- _TO BE DONE_:
Reproduce the listing exactly and skip over any pictures.

Collection entries:
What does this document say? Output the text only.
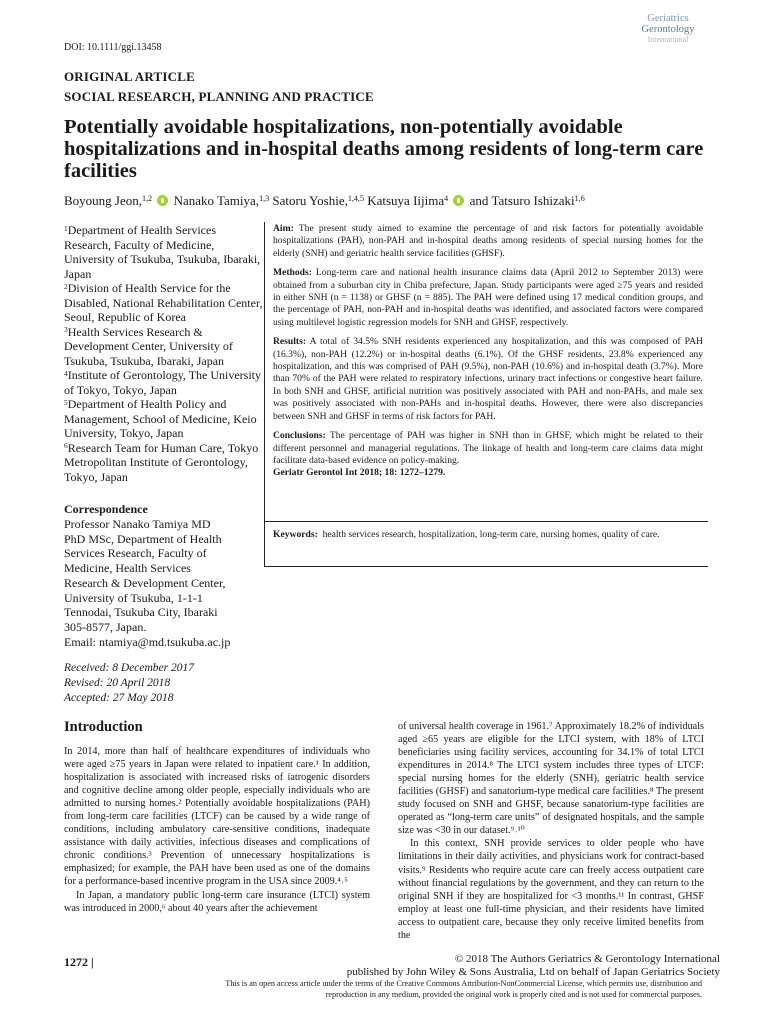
DOI: 10.1111/ggi.13458
Geriatrics
Gerontology
International
ORIGINAL ARTICLE
SOCIAL RESEARCH, PLANNING AND PRACTICE
Potentially avoidable hospitalizations, non-potentially avoidable hospitalizations and in-hospital deaths among residents of long-term care facilities
Boyoung Jeon,$^{1,2}$ Nanako Tamiya,$^{1,3}$ Satoru Yoshie,$^{1,4,5}$ Katsuya Iijima$^4$ and Tatsuro Ishizaki$^{1,6}$
$^1$Department of Health Services Research, Faculty of Medicine, University of Tsukuba, Tsukuba, Ibaraki, Japan
$^2$Division of Health Service for the Disabled, National Rehabilitation Center, Seoul, Republic of Korea
$^3$Health Services Research & Development Center, University of Tsukuba, Tsukuba, Ibaraki, Japan
$^4$Institute of Gerontology, The University of Tokyo, Tokyo, Japan
$^5$Department of Health Policy and Management, School of Medicine, Keio University, Tokyo, Japan
$^6$Research Team for Human Care, Tokyo Metropolitan Institute of Gerontology, Tokyo, Japan
Correspondence
Professor Nanako Tamiya MD
PhD MSc, Department of Health
Services Research, Faculty of
Medicine, Health Services
Research & Development Center,
University of Tsukuba, 1-1-1
Tennodai, Tsukuba City, Ibaraki
305-8577, Japan.
Email: ntamiya@md.tsukuba.ac.jp
Received: 8 December 2017
Revised: 20 April 2018
Accepted: 27 May 2018
Aim: The present study aimed to examine the percentage of and risk factors for potentially avoidable hospitalizations (PAH), non-PAH and in-hospital deaths among residents of special nursing homes for the elderly (SNH) and geriatric health service facilities (GHSF).
Methods: Long-term care and national health insurance claims data (April 2012 to September 2013) were obtained from a suburban city in Chiba prefecture, Japan. Study participants were aged ≥75 years and resided in either SNH (n = 1138) or GHSF (n = 885). The PAH were defined using 17 medical condition groups, and the percentage of PAH, non-PAH and in-hospital deaths was identified, and associated factors were compared using multilevel logistic regression models for SNH and GHSF, respectively.
Results: A total of 34.5% SNH residents experienced any hospitalization, and this was composed of PAH (16.3%), non-PAH (12.2%) or in-hospital deaths (6.1%). Of the GHSF residents, 23.8% experienced any hospitalization, and this was comprised of PAH (9.5%), non-PAH (10.6%) and in-hospital death (3.7%). More than 70% of the PAH were related to respiratory infections, urinary tract infections or congestive heart failure. In both SNH and GHSF, artificial nutrition was positively associated with PAH and non-PAHs, and male sex was positively associated with non-PAHs and in-hospital deaths. However, there were also discrepancies between SNH and GHSF in terms of risk factors for PAH.
Conclusions: The percentage of PAH was higher in SNH than in GHSF, which might be related to their different personnel and managerial regulations. The linkage of health and long-term care claims data might facilitate data-based evidence on policy-making.
Geriatr Gerontol Int 2018; 18: 1272–1279.
Keywords: health services research, hospitalization, long-term care, nursing homes, quality of care.
Introduction
In 2014, more than half of healthcare expenditures of individuals who were aged ≥75 years in Japan were related to inpatient care.¹ In addition, hospitalization is associated with increased risks of iatrogenic disorders and cognitive decline among older people, especially individuals who are admitted to nursing homes.² Potentially avoidable hospitalizations (PAH) from long-term care facilities (LTCF) can be caused by a wide range of conditions, including ambulatory care-sensitive conditions, inadequate assistance with daily activities, infectious diseases and complications of chronic conditions.³ Prevention of unnecessary hospitalizations is emphasized; for example, the PAH have been used as one of the domains for a performance-based incentive program in the USA since 2009.⁴˒⁵
In Japan, a mandatory public long-term care insurance (LTCI) system was introduced in 2000,⁶ about 40 years after the achievement
of universal health coverage in 1961.⁷ Approximately 18.2% of individuals aged ≥65 years are eligible for the LTCI system, with 18% of LTCI beneficiaries using facility services, accounting for 34.1% of total LTCI expenditures in 2014.⁸ The LTCI system includes three types of LTCF: special nursing homes for the elderly (SNH), geriatric health service facilities (GHSF) and sanatorium-type medical care facilities.⁸ The present study focused on SNH and GHSF, because sanatorium-type facilities are operated as “long-term care units” of designated hospitals, and the sample size was <30 in our dataset.⁹˒¹⁰
In this context, SNH provide services to older people who have limitations in their daily activities, and physicians work for contract-based visits.⁹ Residents who require acute care can freely access outpatient care without financial regulations by the government, and they can return to the original SNH if they are hospitalized for <3 months.¹¹ In contrast, GHSF employ at least one full-time physician, and their residents have limited access to outpatient care, because they only receive limited benefits from the
1272 |	© 2018 The Authors Geriatrics & Gerontology International
published by John Wiley & Sons Australia, Ltd on behalf of Japan Geriatrics Society
This is an open access article under the terms of the Creative Commons Attribution-NonCommercial License, which permits use, distribution and
reproduction in any medium, provided the original work is properly cited and is not used for commercial purposes.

- _THE RESULT_:
What does this document say? Output the text only.
DOI: 10.1111/ggi.13458
Geriatrics
Gerontology
International
ORIGINAL ARTICLE
SOCIAL RESEARCH, PLANNING AND PRACTICE
Potentially avoidable hospitalizations, non-potentially avoidable hospitalizations and in-hospital deaths among residents of long-term care facilities
Boyoung Jeon,$^{1,2}$ Nanako Tamiya,$^{1,3}$ Satoru Yoshie,$^{1,4,5}$ Katsuya Iijima$^4$ and Tatsuro Ishizaki$^{1,6}$
$^1$Department of Health Services Research, Faculty of Medicine, University of Tsukuba, Tsukuba, Ibaraki, Japan
$^2$Division of Health Service for the Disabled, National Rehabilitation Center, Seoul, Republic of Korea
$^3$Health Services Research & Development Center, University of Tsukuba, Tsukuba, Ibaraki, Japan
$^4$Institute of Gerontology, The University of Tokyo, Tokyo, Japan
$^5$Department of Health Policy and Management, School of Medicine, Keio University, Tokyo, Japan
$^6$Research Team for Human Care, Tokyo Metropolitan Institute of Gerontology, Tokyo, Japan
Correspondence
Professor Nanako Tamiya MD
PhD MSc, Department of Health
Services Research, Faculty of
Medicine, Health Services
Research & Development Center,
University of Tsukuba, 1-1-1
Tennodai, Tsukuba City, Ibaraki
305-8577, Japan.
Email: ntamiya@md.tsukuba.ac.jp
Received: 8 December 2017
Revised: 20 April 2018
Accepted: 27 May 2018
Aim: The present study aimed to examine the percentage of and risk factors for potentially avoidable hospitalizations (PAH), non-PAH and in-hospital deaths among residents of special nursing homes for the elderly (SNH) and geriatric health service facilities (GHSF).
Methods: Long-term care and national health insurance claims data (April 2012 to September 2013) were obtained from a suburban city in Chiba prefecture, Japan. Study participants were aged ≥75 years and resided in either SNH (n = 1138) or GHSF (n = 885). The PAH were defined using 17 medical condition groups, and the percentage of PAH, non-PAH and in-hospital deaths was identified, and associated factors were compared using multilevel logistic regression models for SNH and GHSF, respectively.
Results: A total of 34.5% SNH residents experienced any hospitalization, and this was composed of PAH (16.3%), non-PAH (12.2%) or in-hospital deaths (6.1%). Of the GHSF residents, 23.8% experienced any hospitalization, and this was comprised of PAH (9.5%), non-PAH (10.6%) and in-hospital death (3.7%). More than 70% of the PAH were related to respiratory infections, urinary tract infections or congestive heart failure. In both SNH and GHSF, artificial nutrition was positively associated with PAH and non-PAHs, and male sex was positively associated with non-PAHs and in-hospital deaths. However, there were also discrepancies between SNH and GHSF in terms of risk factors for PAH.
Conclusions: The percentage of PAH was higher in SNH than in GHSF, which might be related to their different personnel and managerial regulations. The linkage of health and long-term care claims data might facilitate data-based evidence on policy-making.
Geriatr Gerontol Int 2018; 18: 1272–1279.
Keywords: health services research, hospitalization, long-term care, nursing homes, quality of care.
Introduction
In 2014, more than half of healthcare expenditures of individuals who were aged ≥75 years in Japan were related to inpatient care.¹ In addition, hospitalization is associated with increased risks of iatrogenic disorders and cognitive decline among older people, especially individuals who are admitted to nursing homes.² Potentially avoidable hospitalizations (PAH) from long-term care facilities (LTCF) can be caused by a wide range of conditions, including ambulatory care-sensitive conditions, inadequate assistance with daily activities, infectious diseases and complications of chronic conditions.³ Prevention of unnecessary hospitalizations is emphasized; for example, the PAH have been used as one of the domains for a performance-based incentive program in the USA since 2009.⁴˒⁵
In Japan, a mandatory public long-term care insurance (LTCI) system was introduced in 2000,⁶ about 40 years after the achievement
of universal health coverage in 1961.⁷ Approximately 18.2% of individuals aged ≥65 years are eligible for the LTCI system, with 18% of LTCI beneficiaries using facility services, accounting for 34.1% of total LTCI expenditures in 2014.⁸ The LTCI system includes three types of LTCF: special nursing homes for the elderly (SNH), geriatric health service facilities (GHSF) and sanatorium-type medical care facilities.⁸ The present study focused on SNH and GHSF, because sanatorium-type facilities are operated as “long-term care units” of designated hospitals, and the sample size was <30 in our dataset.⁹˒¹⁰
In this context, SNH provide services to older people who have limitations in their daily activities, and physicians work for contract-based visits.⁹ Residents who require acute care can freely access outpatient care without financial regulations by the government, and they can return to the original SNH if they are hospitalized for <3 months.¹¹ In contrast, GHSF employ at least one full-time physician, and their residents have limited access to outpatient care, because they only receive limited benefits from the
1272 |	© 2018 The Authors Geriatrics & Gerontology International
published by John Wiley & Sons Australia, Ltd on behalf of Japan Geriatrics Society
This is an open access article under the terms of the Creative Commons Attribution-NonCommercial License, which permits use, distribution and
reproduction in any medium, provided the original work is properly cited and is not used for commercial purposes.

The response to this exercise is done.